Stored entries
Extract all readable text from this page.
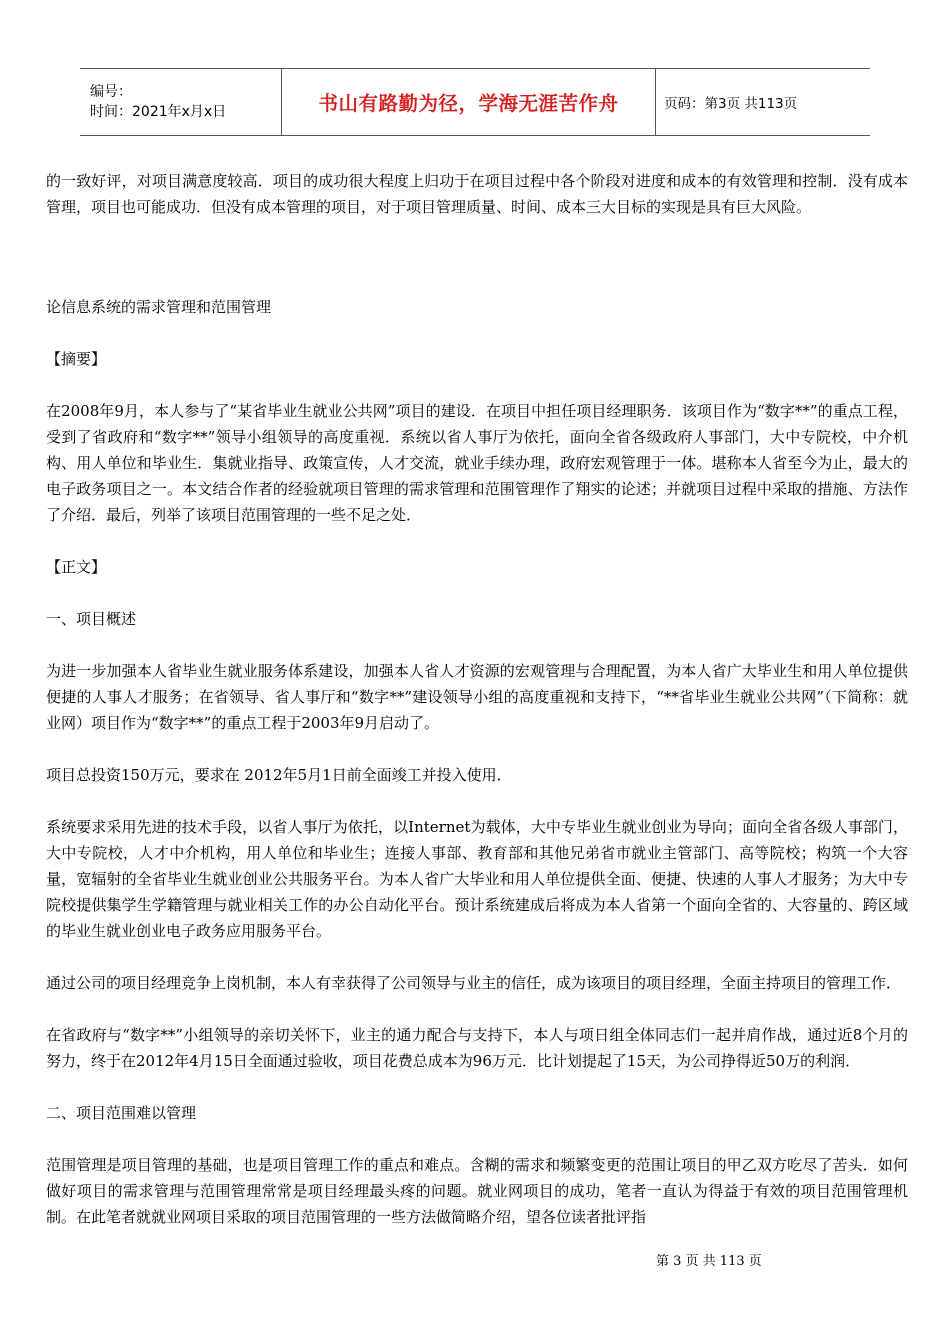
编号：
时间：2021年x月x日	书山有路勤为径，学海无涯苦作舟	页码：第3页 共113页

的一致好评，对项目满意度较高．项目的成功很大程度上归功于在项目过程中各个阶段对进度和成本的有效管理和控制．没有成本管理，项目也可能成功．但没有成本管理的项目，对于项目管理质量、时间、成本三大目标的实现是具有巨大风险。

论信息系统的需求管理和范围管理

【摘要】

在2008年9月，本人参与了“某省毕业生就业公共网”项目的建设．在项目中担任项目经理职务．该项目作为“数字**”的重点工程，受到了省政府和“数字**”领导小组领导的高度重视．系统以省人事厅为依托，面向全省各级政府人事部门，大中专院校，中介机构、用人单位和毕业生．集就业指导、政策宣传，人才交流，就业手续办理，政府宏观管理于一体。堪称本人省至今为止，最大的电子政务项目之一。本文结合作者的经验就项目管理的需求管理和范围管理作了翔实的论述；并就项目过程中采取的措施、方法作了介绍．最后，列举了该项目范围管理的一些不足之处．

【正文】

一、项目概述

为进一步加强本人省毕业生就业服务体系建设，加强本人省人才资源的宏观管理与合理配置，为本人省广大毕业生和用人单位提供便捷的人事人才服务；在省领导、省人事厅和“数字**”建设领导小组的高度重视和支持下，“**省毕业生就业公共网”（下简称：就业网）项目作为“数字**”的重点工程于2003年9月启动了。

项目总投资150万元，要求在 2012年5月1日前全面竣工并投入使用．

系统要求采用先进的技术手段，以省人事厅为依托，以Internet为载体，大中专毕业生就业创业为导向；面向全省各级人事部门，大中专院校，人才中介机构，用人单位和毕业生；连接人事部、教育部和其他兄弟省市就业主管部门、高等院校；构筑一个大容量，宽辐射的全省毕业生就业创业公共服务平台。为本人省广大毕业和用人单位提供全面、便捷、快速的人事人才服务；为大中专院校提供集学生学籍管理与就业相关工作的办公自动化平台。预计系统建成后将成为本人省第一个面向全省的、大容量的、跨区域的毕业生就业创业电子政务应用服务平台。

通过公司的项目经理竞争上岗机制，本人有幸获得了公司领导与业主的信任，成为该项目的项目经理，全面主持项目的管理工作．

在省政府与“数字**”小组领导的亲切关怀下，业主的通力配合与支持下，本人与项日组全体同志们一起并肩作战，通过近8个月的努力，终于在2012年4月15日全面通过验收，项目花费总成本为96万元．比计划提起了15天，为公司挣得近50万的利润．

二、项目范围难以管理

范围管理是项目管理的基础，也是项目管理工作的重点和难点。含糊的需求和频繁变更的范围让项目的甲乙双方吃尽了苦头．如何做好项目的需求管理与范围管理常常是项目经理最头疼的问题。就业网项目的成功，笔者一直认为得益于有效的项目范围管理机制。在此笔者就就业网项目采取的项目范围管理的一些方法做简略介绍，望各位读者批评指

第 3 页 共 113 页
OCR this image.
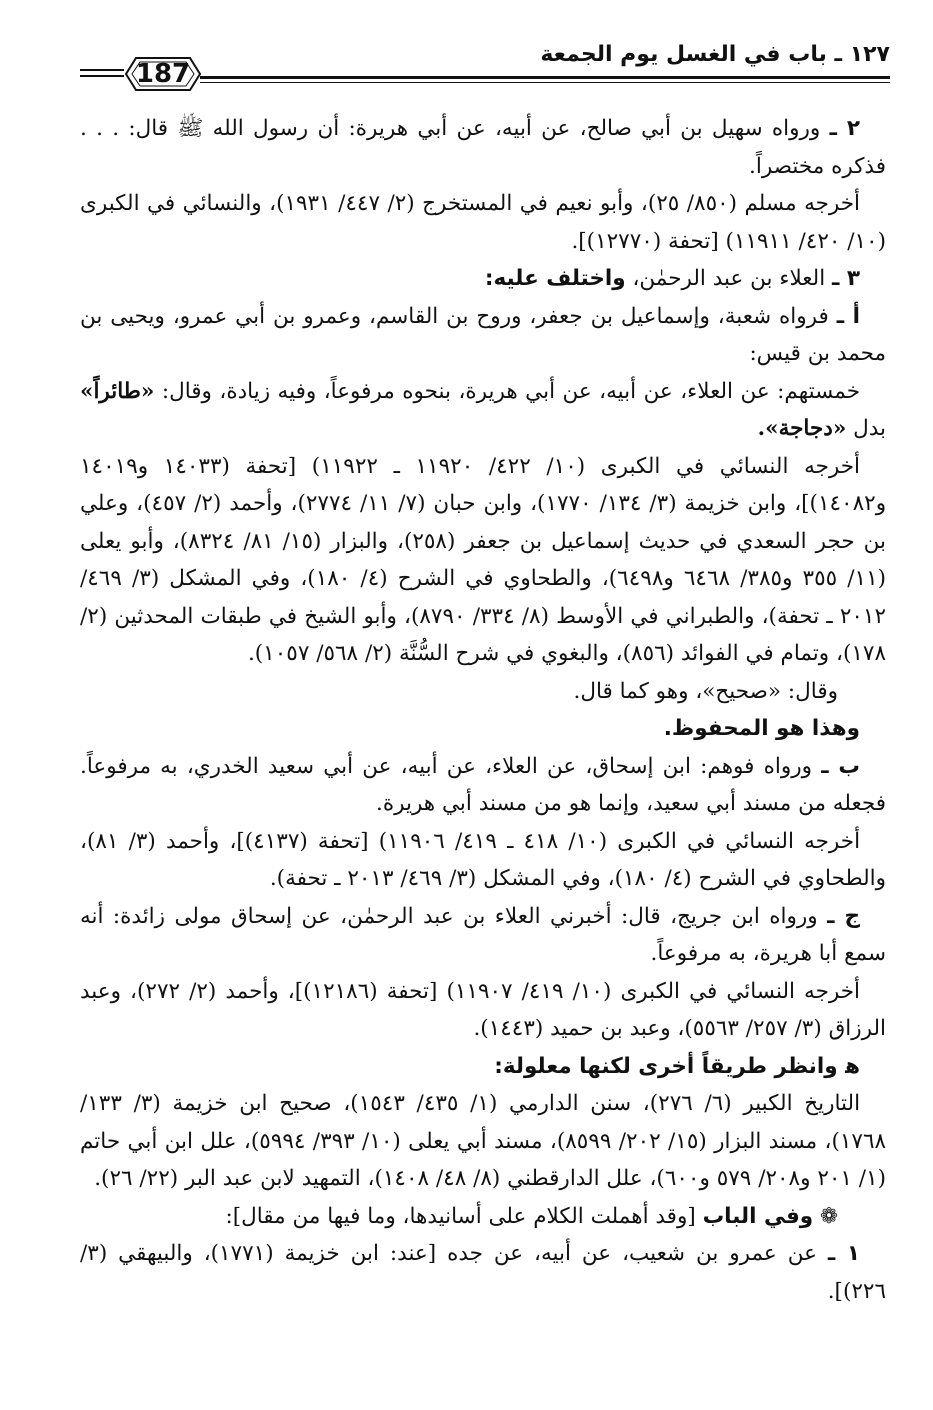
١٢٧ ـ باب في الغسل يوم الجمعة
187

٢ ـ ورواه سهيل بن أبي صالح، عن أبيه، عن أبي هريرة: أن رسول الله ﷺ قال: . . . فذكره مختصراً.

أخرجه مسلم (٨٥٠/ ٢٥)، وأبو نعيم في المستخرج (٢/ ٤٤٧/ ١٩٣١)، والنسائي في الكبرى (١٠/ ٤٢٠/ ١١٩١١) [تحفة (١٢٧٧٠)].

٣ ـ العلاء بن عبد الرحمٰن، واختلف عليه:

أ ـ فرواه شعبة، وإسماعيل بن جعفر، وروح بن القاسم، وعمرو بن أبي عمرو، ويحيى بن محمد بن قيس:

خمستهم: عن العلاء، عن أبيه، عن أبي هريرة، بنحوه مرفوعاً، وفيه زيادة، وقال: «طائراً» بدل «دجاجة».

أخرجه النسائي في الكبرى (١٠/ ٤٢٢/ ١١٩٢٠ ـ ١١٩٢٢) [تحفة (١٤٠٣٣ و١٤٠١٩ و١٤٠٨٢)]، وابن خزيمة (٣/ ١٣٤/ ١٧٧٠)، وابن حبان (٧/ ١١/ ٢٧٧٤)، وأحمد (٢/ ٤٥٧)، وعلي بن حجر السعدي في حديث إسماعيل بن جعفر (٢٥٨)، والبزار (١٥/ ٨١/ ٨٣٢٤)، وأبو يعلى (١١/ ٣٥٥ و٣٨٥/ ٦٤٦٨ و٦٤٩٨)، والطحاوي في الشرح (٤/ ١٨٠)، وفي المشكل (٣/ ٤٦٩/ ٢٠١٢ ـ تحفة)، والطبراني في الأوسط (٨/ ٣٣٤/ ٨٧٩٠)، وأبو الشيخ في طبقات المحدثين (٢/ ١٧٨)، وتمام في الفوائد (٨٥٦)، والبغوي في شرح السُّنَّة (٢/ ٥٦٨/ ١٠٥٧).

وقال: «صحيح»، وهو كما قال.

وهذا هو المحفوظ.

ب ـ ورواه فوهم: ابن إسحاق، عن العلاء، عن أبيه، عن أبي سعيد الخدري، به مرفوعاً. فجعله من مسند أبي سعيد، وإنما هو من مسند أبي هريرة.

أخرجه النسائي في الكبرى (١٠/ ٤١٨ ـ ٤١٩/ ١١٩٠٦) [تحفة (٤١٣٧)]، وأحمد (٣/ ٨١)، والطحاوي في الشرح (٤/ ١٨٠)، وفي المشكل (٣/ ٤٦٩/ ٢٠١٣ ـ تحفة).

ج ـ ورواه ابن جريج، قال: أخبرني العلاء بن عبد الرحمٰن، عن إسحاق مولى زائدة: أنه سمع أبا هريرة، به مرفوعاً.

أخرجه النسائي في الكبرى (١٠/ ٤١٩/ ١١٩٠٧) [تحفة (١٢١٨٦)]، وأحمد (٢/ ٢٧٢)، وعبد الرزاق (٣/ ٢٥٧/ ٥٥٦٣)، وعبد بن حميد (١٤٤٣).

ﻫ وانظر طريقاً أخرى لكنها معلولة:

التاريخ الكبير (٦/ ٢٧٦)، سنن الدارمي (١/ ٤٣٥/ ١٥٤٣)، صحيح ابن خزيمة (٣/ ١٣٣/ ١٧٦٨)، مسند البزار (١٥/ ٢٠٢/ ٨٥٩٩)، مسند أبي يعلى (١٠/ ٣٩٣/ ٥٩٩٤)، علل ابن أبي حاتم (١/ ٢٠١ و٢٠٨/ ٥٧٩ و٦٠٠)، علل الدارقطني (٨/ ٤٨/ ١٤٠٨)، التمهيد لابن عبد البر (٢٢/ ٢٦).

❁ وفي الباب [وقد أهملت الكلام على أسانيدها، وما فيها من مقال]:

١ ـ عن عمرو بن شعيب، عن أبيه، عن جده [عند: ابن خزيمة (١٧٧١)، والبيهقي (٣/ ٢٢٦)].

GIVEN INSTRUCTION =>
In your copy of the listing above, reproduce each line exactly and omit all pictures.

WORKED SOLUTION =>
Extract all readable text from this page.
编号：
时间：2021年x月x日	书山有路勤为径，学海无涯苦作舟	页码：第3页 共113页

的一致好评，对项目满意度较高．项目的成功很大程度上归功于在项目过程中各个阶段对进度和成本的有效管理和控制．没有成本管理，项目也可能成功．但没有成本管理的项目，对于项目管理质量、时间、成本三大目标的实现是具有巨大风险。

论信息系统的需求管理和范围管理

【摘要】

在2008年9月，本人参与了“某省毕业生就业公共网”项目的建设．在项目中担任项目经理职务．该项目作为“数字**”的重点工程，受到了省政府和“数字**”领导小组领导的高度重视．系统以省人事厅为依托，面向全省各级政府人事部门，大中专院校，中介机构、用人单位和毕业生．集就业指导、政策宣传，人才交流，就业手续办理，政府宏观管理于一体。堪称本人省至今为止，最大的电子政务项目之一。本文结合作者的经验就项目管理的需求管理和范围管理作了翔实的论述；并就项目过程中采取的措施、方法作了介绍．最后，列举了该项目范围管理的一些不足之处．

【正文】

一、项目概述

为进一步加强本人省毕业生就业服务体系建设，加强本人省人才资源的宏观管理与合理配置，为本人省广大毕业生和用人单位提供便捷的人事人才服务；在省领导、省人事厅和“数字**”建设领导小组的高度重视和支持下，“**省毕业生就业公共网”（下简称：就业网）项目作为“数字**”的重点工程于2003年9月启动了。

项目总投资150万元，要求在 2012年5月1日前全面竣工并投入使用．

系统要求采用先进的技术手段，以省人事厅为依托，以Internet为载体，大中专毕业生就业创业为导向；面向全省各级人事部门，大中专院校，人才中介机构，用人单位和毕业生；连接人事部、教育部和其他兄弟省市就业主管部门、高等院校；构筑一个大容量，宽辐射的全省毕业生就业创业公共服务平台。为本人省广大毕业和用人单位提供全面、便捷、快速的人事人才服务；为大中专院校提供集学生学籍管理与就业相关工作的办公自动化平台。预计系统建成后将成为本人省第一个面向全省的、大容量的、跨区域的毕业生就业创业电子政务应用服务平台。

通过公司的项目经理竞争上岗机制，本人有幸获得了公司领导与业主的信任，成为该项目的项目经理，全面主持项目的管理工作．

在省政府与“数字**”小组领导的亲切关怀下，业主的通力配合与支持下，本人与项日组全体同志们一起并肩作战，通过近8个月的努力，终于在2012年4月15日全面通过验收，项目花费总成本为96万元．比计划提起了15天，为公司挣得近50万的利润．

二、项目范围难以管理

范围管理是项目管理的基础，也是项目管理工作的重点和难点。含糊的需求和频繁变更的范围让项目的甲乙双方吃尽了苦头．如何做好项目的需求管理与范围管理常常是项目经理最头疼的问题。就业网项目的成功，笔者一直认为得益于有效的项目范围管理机制。在此笔者就就业网项目采取的项目范围管理的一些方法做简略介绍，望各位读者批评指

第 3 页 共 113 页
OCR this image.
١٢٧ ـ باب في الغسل يوم الجمعة
187

٢ ـ ورواه سهيل بن أبي صالح، عن أبيه، عن أبي هريرة: أن رسول الله ﷺ قال: . . . فذكره مختصراً.

أخرجه مسلم (٨٥٠/ ٢٥)، وأبو نعيم في المستخرج (٢/ ٤٤٧/ ١٩٣١)، والنسائي في الكبرى (١٠/ ٤٢٠/ ١١٩١١) [تحفة (١٢٧٧٠)].

٣ ـ العلاء بن عبد الرحمٰن، واختلف عليه:

أ ـ فرواه شعبة، وإسماعيل بن جعفر، وروح بن القاسم، وعمرو بن أبي عمرو، ويحيى بن محمد بن قيس:

خمستهم: عن العلاء، عن أبيه، عن أبي هريرة، بنحوه مرفوعاً، وفيه زيادة، وقال: «طائراً» بدل «دجاجة».

أخرجه النسائي في الكبرى (١٠/ ٤٢٢/ ١١٩٢٠ ـ ١١٩٢٢) [تحفة (١٤٠٣٣ و١٤٠١٩ و١٤٠٨٢)]، وابن خزيمة (٣/ ١٣٤/ ١٧٧٠)، وابن حبان (٧/ ١١/ ٢٧٧٤)، وأحمد (٢/ ٤٥٧)، وعلي بن حجر السعدي في حديث إسماعيل بن جعفر (٢٥٨)، والبزار (١٥/ ٨١/ ٨٣٢٤)، وأبو يعلى (١١/ ٣٥٥ و٣٨٥/ ٦٤٦٨ و٦٤٩٨)، والطحاوي في الشرح (٤/ ١٨٠)، وفي المشكل (٣/ ٤٦٩/ ٢٠١٢ ـ تحفة)، والطبراني في الأوسط (٨/ ٣٣٤/ ٨٧٩٠)، وأبو الشيخ في طبقات المحدثين (٢/ ١٧٨)، وتمام في الفوائد (٨٥٦)، والبغوي في شرح السُّنَّة (٢/ ٥٦٨/ ١٠٥٧).

وقال: «صحيح»، وهو كما قال.

وهذا هو المحفوظ.

ب ـ ورواه فوهم: ابن إسحاق، عن العلاء، عن أبيه، عن أبي سعيد الخدري، به مرفوعاً. فجعله من مسند أبي سعيد، وإنما هو من مسند أبي هريرة.

أخرجه النسائي في الكبرى (١٠/ ٤١٨ ـ ٤١٩/ ١١٩٠٦) [تحفة (٤١٣٧)]، وأحمد (٣/ ٨١)، والطحاوي في الشرح (٤/ ١٨٠)، وفي المشكل (٣/ ٤٦٩/ ٢٠١٣ ـ تحفة).

ج ـ ورواه ابن جريج، قال: أخبرني العلاء بن عبد الرحمٰن، عن إسحاق مولى زائدة: أنه سمع أبا هريرة، به مرفوعاً.

أخرجه النسائي في الكبرى (١٠/ ٤١٩/ ١١٩٠٧) [تحفة (١٢١٨٦)]، وأحمد (٢/ ٢٧٢)، وعبد الرزاق (٣/ ٢٥٧/ ٥٥٦٣)، وعبد بن حميد (١٤٤٣).

ﻫ وانظر طريقاً أخرى لكنها معلولة:

التاريخ الكبير (٦/ ٢٧٦)، سنن الدارمي (١/ ٤٣٥/ ١٥٤٣)، صحيح ابن خزيمة (٣/ ١٣٣/ ١٧٦٨)، مسند البزار (١٥/ ٢٠٢/ ٨٥٩٩)، مسند أبي يعلى (١٠/ ٣٩٣/ ٥٩٩٤)، علل ابن أبي حاتم (١/ ٢٠١ و٢٠٨/ ٥٧٩ و٦٠٠)، علل الدارقطني (٨/ ٤٨/ ١٤٠٨)، التمهيد لابن عبد البر (٢٢/ ٢٦).

❁ وفي الباب [وقد أهملت الكلام على أسانيدها، وما فيها من مقال]:

١ ـ عن عمرو بن شعيب، عن أبيه، عن جده [عند: ابن خزيمة (١٧٧١)، والبيهقي (٣/ ٢٢٦)].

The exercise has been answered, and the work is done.